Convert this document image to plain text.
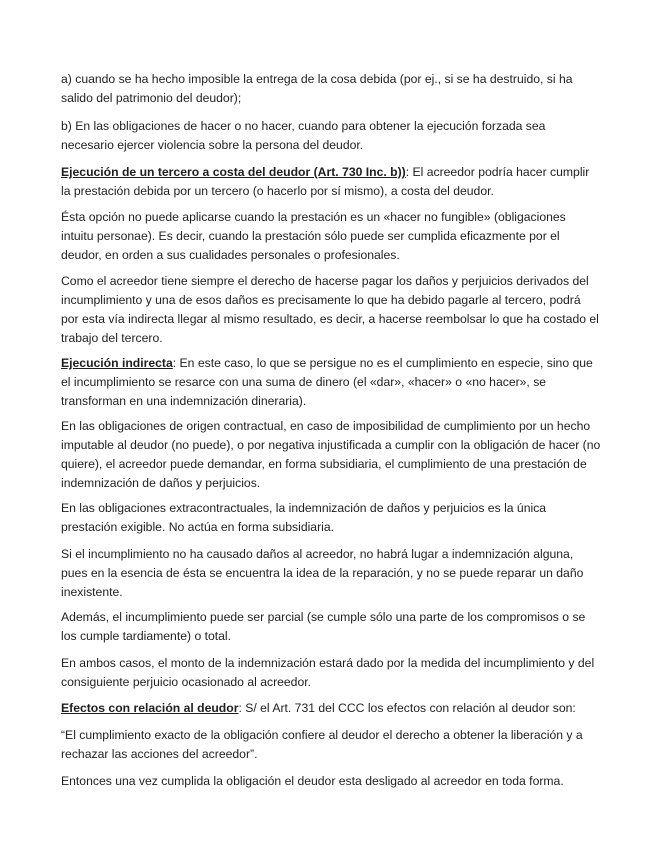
a) cuando se ha hecho imposible la entrega de la cosa debida (por ej., si se ha destruido, si ha salido del patrimonio del deudor);

b) En las obligaciones de hacer o no hacer, cuando para obtener la ejecución forzada sea necesario ejercer violencia sobre la persona del deudor.

Ejecución de un tercero a costa del deudor (Art. 730 Inc. b)): El acreedor podría hacer cumplir la prestación debida por un tercero (o hacerlo por sí mismo), a costa del deudor.

Ésta opción no puede aplicarse cuando la prestación es un «hacer no fungible» (obligaciones intuitu personae). Es decir, cuando la prestación sólo puede ser cumplida eficazmente por el deudor, en orden a sus cualidades personales o profesionales.

Como el acreedor tiene siempre el derecho de hacerse pagar los daños y perjuicios derivados del incumplimiento y una de esos daños es precisamente lo que ha debido pagarle al tercero, podrá por esta vía indirecta llegar al mismo resultado, es decir, a hacerse reembolsar lo que ha costado el trabajo del tercero.

Ejecución indirecta: En este caso, lo que se persigue no es el cumplimiento en especie, sino que el incumplimiento se resarce con una suma de dinero (el «dar», «hacer» o «no hacer», se transforman en una indemnización dineraria).

En las obligaciones de origen contractual, en caso de imposibilidad de cumplimiento por un hecho imputable al deudor (no puede), o por negativa injustificada a cumplir con la obligación de hacer (no quiere), el acreedor puede demandar, en forma subsidiaria, el cumplimiento de una prestación de indemnización de daños y perjuicios.

En las obligaciones extracontractuales, la indemnización de daños y perjuicios es la única prestación exigible. No actúa en forma subsidiaria.

Si el incumplimiento no ha causado daños al acreedor, no habrá lugar a indemnización alguna, pues en la esencia de ésta se encuentra la idea de la reparación, y no se puede reparar un daño inexistente.

Además, el incumplimiento puede ser parcial (se cumple sólo una parte de los compromisos o se los cumple tardiamente) o total.

En ambos casos, el monto de la indemnización estará dado por la medida del incumplimiento y del consiguiente perjuicio ocasionado al acreedor.

Efectos con relación al deudor: S/ el Art. 731 del CCC los efectos con relación al deudor son:

“El cumplimiento exacto de la obligación confiere al deudor el derecho a obtener la liberación y a rechazar las acciones del acreedor”.

Entonces una vez cumplida la obligación el deudor esta desligado al acreedor en toda forma.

+-------+

◆ Work instructions
Retype each record exactly as it stands, but do not include the pictures.

◆ Solved problem
Convert this document image to plain text.
a) cuando se ha hecho imposible la entrega de la cosa debida (por ej., si se ha destruido, si ha salido del patrimonio del deudor);

b) En las obligaciones de hacer o no hacer, cuando para obtener la ejecución forzada sea necesario ejercer violencia sobre la persona del deudor.

Ejecución de un tercero a costa del deudor (Art. 730 Inc. b)): El acreedor podría hacer cumplir la prestación debida por un tercero (o hacerlo por sí mismo), a costa del deudor.

Ésta opción no puede aplicarse cuando la prestación es un «hacer no fungible» (obligaciones intuitu personae). Es decir, cuando la prestación sólo puede ser cumplida eficazmente por el deudor, en orden a sus cualidades personales o profesionales.

Como el acreedor tiene siempre el derecho de hacerse pagar los daños y perjuicios derivados del incumplimiento y una de esos daños es precisamente lo que ha debido pagarle al tercero, podrá por esta vía indirecta llegar al mismo resultado, es decir, a hacerse reembolsar lo que ha costado el trabajo del tercero.

Ejecución indirecta: En este caso, lo que se persigue no es el cumplimiento en especie, sino que el incumplimiento se resarce con una suma de dinero (el «dar», «hacer» o «no hacer», se transforman en una indemnización dineraria).

En las obligaciones de origen contractual, en caso de imposibilidad de cumplimiento por un hecho imputable al deudor (no puede), o por negativa injustificada a cumplir con la obligación de hacer (no quiere), el acreedor puede demandar, en forma subsidiaria, el cumplimiento de una prestación de indemnización de daños y perjuicios.

En las obligaciones extracontractuales, la indemnización de daños y perjuicios es la única prestación exigible. No actúa en forma subsidiaria.

Si el incumplimiento no ha causado daños al acreedor, no habrá lugar a indemnización alguna, pues en la esencia de ésta se encuentra la idea de la reparación, y no se puede reparar un daño inexistente.

Además, el incumplimiento puede ser parcial (se cumple sólo una parte de los compromisos o se los cumple tardiamente) o total.

En ambos casos, el monto de la indemnización estará dado por la medida del incumplimiento y del consiguiente perjuicio ocasionado al acreedor.

Efectos con relación al deudor: S/ el Art. 731 del CCC los efectos con relación al deudor son:

“El cumplimiento exacto de la obligación confiere al deudor el derecho a obtener la liberación y a rechazar las acciones del acreedor”.

Entonces una vez cumplida la obligación el deudor esta desligado al acreedor en toda forma.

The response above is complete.